▸ **Problem details**
Please write out the complete listing that follows, exactly as it reads.

▸ **Dataset records**
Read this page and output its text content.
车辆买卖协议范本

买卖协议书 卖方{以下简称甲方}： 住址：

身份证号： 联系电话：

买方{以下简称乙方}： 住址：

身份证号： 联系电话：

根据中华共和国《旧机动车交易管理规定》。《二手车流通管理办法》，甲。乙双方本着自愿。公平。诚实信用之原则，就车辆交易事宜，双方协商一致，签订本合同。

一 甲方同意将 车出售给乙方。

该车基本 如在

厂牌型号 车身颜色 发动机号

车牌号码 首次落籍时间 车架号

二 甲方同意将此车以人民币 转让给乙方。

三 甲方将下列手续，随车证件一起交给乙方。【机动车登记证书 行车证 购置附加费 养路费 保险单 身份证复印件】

▸ **Response to the task**
Read this page and output its text content.
车辆买卖协议范本

买卖协议书 卖方{以下简称甲方}： 住址：

身份证号： 联系电话：

买方{以下简称乙方}： 住址：

身份证号： 联系电话：

根据中华共和国《旧机动车交易管理规定》。《二手车流通管理办法》，甲。乙双方本着自愿。公平。诚实信用之原则，就车辆交易事宜，双方协商一致，签订本合同。

一 甲方同意将 车出售给乙方。

该车基本 如在

厂牌型号 车身颜色 发动机号

车牌号码 首次落籍时间 车架号

二 甲方同意将此车以人民币 转让给乙方。

三 甲方将下列手续，随车证件一起交给乙方。【机动车登记证书 行车证 购置附加费 养路费 保险单 身份证复印件】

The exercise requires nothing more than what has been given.